Records from a data source:
────
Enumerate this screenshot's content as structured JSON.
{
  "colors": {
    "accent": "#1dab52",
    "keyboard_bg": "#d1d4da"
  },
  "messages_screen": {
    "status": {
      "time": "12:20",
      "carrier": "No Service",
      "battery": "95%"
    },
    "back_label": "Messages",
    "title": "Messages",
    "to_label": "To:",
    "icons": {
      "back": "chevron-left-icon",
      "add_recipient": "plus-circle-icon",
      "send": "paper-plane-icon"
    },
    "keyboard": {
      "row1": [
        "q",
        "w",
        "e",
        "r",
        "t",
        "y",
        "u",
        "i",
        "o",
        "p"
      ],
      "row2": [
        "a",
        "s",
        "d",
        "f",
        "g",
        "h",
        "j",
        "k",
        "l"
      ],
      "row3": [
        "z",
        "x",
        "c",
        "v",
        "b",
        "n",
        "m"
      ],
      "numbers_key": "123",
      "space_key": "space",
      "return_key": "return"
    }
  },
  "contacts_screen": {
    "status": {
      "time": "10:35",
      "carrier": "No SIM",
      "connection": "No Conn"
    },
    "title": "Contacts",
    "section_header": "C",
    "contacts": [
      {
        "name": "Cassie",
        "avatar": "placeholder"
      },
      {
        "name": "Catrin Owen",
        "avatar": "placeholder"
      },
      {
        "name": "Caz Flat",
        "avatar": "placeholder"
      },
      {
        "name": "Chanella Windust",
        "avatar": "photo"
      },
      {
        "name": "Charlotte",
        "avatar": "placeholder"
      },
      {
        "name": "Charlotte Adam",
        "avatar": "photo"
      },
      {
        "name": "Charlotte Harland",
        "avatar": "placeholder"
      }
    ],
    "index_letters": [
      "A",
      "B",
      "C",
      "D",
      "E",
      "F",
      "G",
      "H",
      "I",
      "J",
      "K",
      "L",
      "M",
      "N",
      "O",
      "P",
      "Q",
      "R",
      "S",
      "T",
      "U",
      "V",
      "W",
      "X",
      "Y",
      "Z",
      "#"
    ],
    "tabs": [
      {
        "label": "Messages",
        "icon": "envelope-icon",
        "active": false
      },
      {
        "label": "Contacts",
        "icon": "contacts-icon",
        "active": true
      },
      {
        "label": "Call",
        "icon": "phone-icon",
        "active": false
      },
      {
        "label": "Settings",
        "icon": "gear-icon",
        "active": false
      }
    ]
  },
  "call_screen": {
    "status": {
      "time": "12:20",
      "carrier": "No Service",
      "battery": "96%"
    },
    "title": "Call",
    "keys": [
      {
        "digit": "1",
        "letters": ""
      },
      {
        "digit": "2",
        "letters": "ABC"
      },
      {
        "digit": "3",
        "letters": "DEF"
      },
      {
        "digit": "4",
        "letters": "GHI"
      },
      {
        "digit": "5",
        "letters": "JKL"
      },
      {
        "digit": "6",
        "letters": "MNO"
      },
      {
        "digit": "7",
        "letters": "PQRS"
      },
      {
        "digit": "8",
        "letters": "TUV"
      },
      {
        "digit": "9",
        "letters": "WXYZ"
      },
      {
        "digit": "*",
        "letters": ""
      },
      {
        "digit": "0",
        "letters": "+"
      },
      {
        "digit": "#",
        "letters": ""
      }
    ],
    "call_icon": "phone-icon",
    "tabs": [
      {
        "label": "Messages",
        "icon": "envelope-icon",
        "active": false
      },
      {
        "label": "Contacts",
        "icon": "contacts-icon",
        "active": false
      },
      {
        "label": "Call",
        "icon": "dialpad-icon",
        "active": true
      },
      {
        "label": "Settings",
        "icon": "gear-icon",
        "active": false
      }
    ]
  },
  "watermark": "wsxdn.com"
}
────
**WRITTEN PROBLEM**. Look through the data and gather every line with the string "phone" in it.

**RESULT FOR THIS TASK**.
        "icon": "phone-icon",
    "call_icon": "phone-icon",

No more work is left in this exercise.